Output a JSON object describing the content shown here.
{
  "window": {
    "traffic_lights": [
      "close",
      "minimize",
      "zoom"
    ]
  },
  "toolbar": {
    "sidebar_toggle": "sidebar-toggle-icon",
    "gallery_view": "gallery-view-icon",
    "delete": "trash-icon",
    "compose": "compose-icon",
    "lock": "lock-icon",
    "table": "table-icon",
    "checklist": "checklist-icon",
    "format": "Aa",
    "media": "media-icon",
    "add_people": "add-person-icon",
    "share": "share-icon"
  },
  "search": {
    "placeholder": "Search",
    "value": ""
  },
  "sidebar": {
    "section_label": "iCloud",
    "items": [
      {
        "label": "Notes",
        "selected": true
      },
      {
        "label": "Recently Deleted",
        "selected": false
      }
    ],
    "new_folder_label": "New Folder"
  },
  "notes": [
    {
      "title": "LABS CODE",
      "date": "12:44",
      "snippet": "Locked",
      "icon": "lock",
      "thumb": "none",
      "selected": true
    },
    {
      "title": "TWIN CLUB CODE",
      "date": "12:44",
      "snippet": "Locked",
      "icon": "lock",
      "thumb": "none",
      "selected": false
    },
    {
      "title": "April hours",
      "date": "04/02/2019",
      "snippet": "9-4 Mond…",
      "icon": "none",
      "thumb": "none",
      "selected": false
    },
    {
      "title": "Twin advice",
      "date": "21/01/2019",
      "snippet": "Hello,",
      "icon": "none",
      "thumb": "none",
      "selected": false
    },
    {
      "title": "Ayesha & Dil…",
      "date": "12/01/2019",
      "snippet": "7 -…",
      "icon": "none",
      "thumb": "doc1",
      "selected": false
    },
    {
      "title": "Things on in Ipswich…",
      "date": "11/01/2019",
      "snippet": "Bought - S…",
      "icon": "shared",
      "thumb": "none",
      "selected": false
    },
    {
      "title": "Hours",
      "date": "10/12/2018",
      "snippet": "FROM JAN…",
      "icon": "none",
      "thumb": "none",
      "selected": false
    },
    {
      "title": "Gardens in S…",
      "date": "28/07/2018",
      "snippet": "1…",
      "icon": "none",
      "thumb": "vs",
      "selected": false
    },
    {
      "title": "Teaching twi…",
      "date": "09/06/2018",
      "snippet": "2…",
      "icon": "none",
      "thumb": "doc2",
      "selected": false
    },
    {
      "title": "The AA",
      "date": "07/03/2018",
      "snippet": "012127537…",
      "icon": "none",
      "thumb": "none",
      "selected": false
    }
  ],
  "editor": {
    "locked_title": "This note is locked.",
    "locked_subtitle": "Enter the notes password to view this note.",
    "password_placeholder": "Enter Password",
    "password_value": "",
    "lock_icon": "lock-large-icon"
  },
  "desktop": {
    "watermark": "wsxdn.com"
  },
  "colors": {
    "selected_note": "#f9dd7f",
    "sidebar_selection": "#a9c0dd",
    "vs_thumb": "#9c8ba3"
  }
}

########

### [What to produce]
Show the data once more, exactly as it was written.

### [Exercise output]
Output a JSON object describing the content shown here.
{
  "window": {
    "traffic_lights": [
      "close",
      "minimize",
      "zoom"
    ]
  },
  "toolbar": {
    "sidebar_toggle": "sidebar-toggle-icon",
    "gallery_view": "gallery-view-icon",
    "delete": "trash-icon",
    "compose": "compose-icon",
    "lock": "lock-icon",
    "table": "table-icon",
    "checklist": "checklist-icon",
    "format": "Aa",
    "media": "media-icon",
    "add_people": "add-person-icon",
    "share": "share-icon"
  },
  "search": {
    "placeholder": "Search",
    "value": ""
  },
  "sidebar": {
    "section_label": "iCloud",
    "items": [
      {
        "label": "Notes",
        "selected": true
      },
      {
        "label": "Recently Deleted",
        "selected": false
      }
    ],
    "new_folder_label": "New Folder"
  },
  "notes": [
    {
      "title": "LABS CODE",
      "date": "12:44",
      "snippet": "Locked",
      "icon": "lock",
      "thumb": "none",
      "selected": true
    },
    {
      "title": "TWIN CLUB CODE",
      "date": "12:44",
      "snippet": "Locked",
      "icon": "lock",
      "thumb": "none",
      "selected": false
    },
    {
      "title": "April hours",
      "date": "04/02/2019",
      "snippet": "9-4 Mond…",
      "icon": "none",
      "thumb": "none",
      "selected": false
    },
    {
      "title": "Twin advice",
      "date": "21/01/2019",
      "snippet": "Hello,",
      "icon": "none",
      "thumb": "none",
      "selected": false
    },
    {
      "title": "Ayesha & Dil…",
      "date": "12/01/2019",
      "snippet": "7 -…",
      "icon": "none",
      "thumb": "doc1",
      "selected": false
    },
    {
      "title": "Things on in Ipswich…",
      "date": "11/01/2019",
      "snippet": "Bought - S…",
      "icon": "shared",
      "thumb": "none",
      "selected": false
    },
    {
      "title": "Hours",
      "date": "10/12/2018",
      "snippet": "FROM JAN…",
      "icon": "none",
      "thumb": "none",
      "selected": false
    },
    {
      "title": "Gardens in S…",
      "date": "28/07/2018",
      "snippet": "1…",
      "icon": "none",
      "thumb": "vs",
      "selected": false
    },
    {
      "title": "Teaching twi…",
      "date": "09/06/2018",
      "snippet": "2…",
      "icon": "none",
      "thumb": "doc2",
      "selected": false
    },
    {
      "title": "The AA",
      "date": "07/03/2018",
      "snippet": "012127537…",
      "icon": "none",
      "thumb": "none",
      "selected": false
    }
  ],
  "editor": {
    "locked_title": "This note is locked.",
    "locked_subtitle": "Enter the notes password to view this note.",
    "password_placeholder": "Enter Password",
    "password_value": "",
    "lock_icon": "lock-large-icon"
  },
  "desktop": {
    "watermark": "wsxdn.com"
  },
  "colors": {
    "selected_note": "#f9dd7f",
    "sidebar_selection": "#a9c0dd",
    "vs_thumb": "#9c8ba3"
  }
}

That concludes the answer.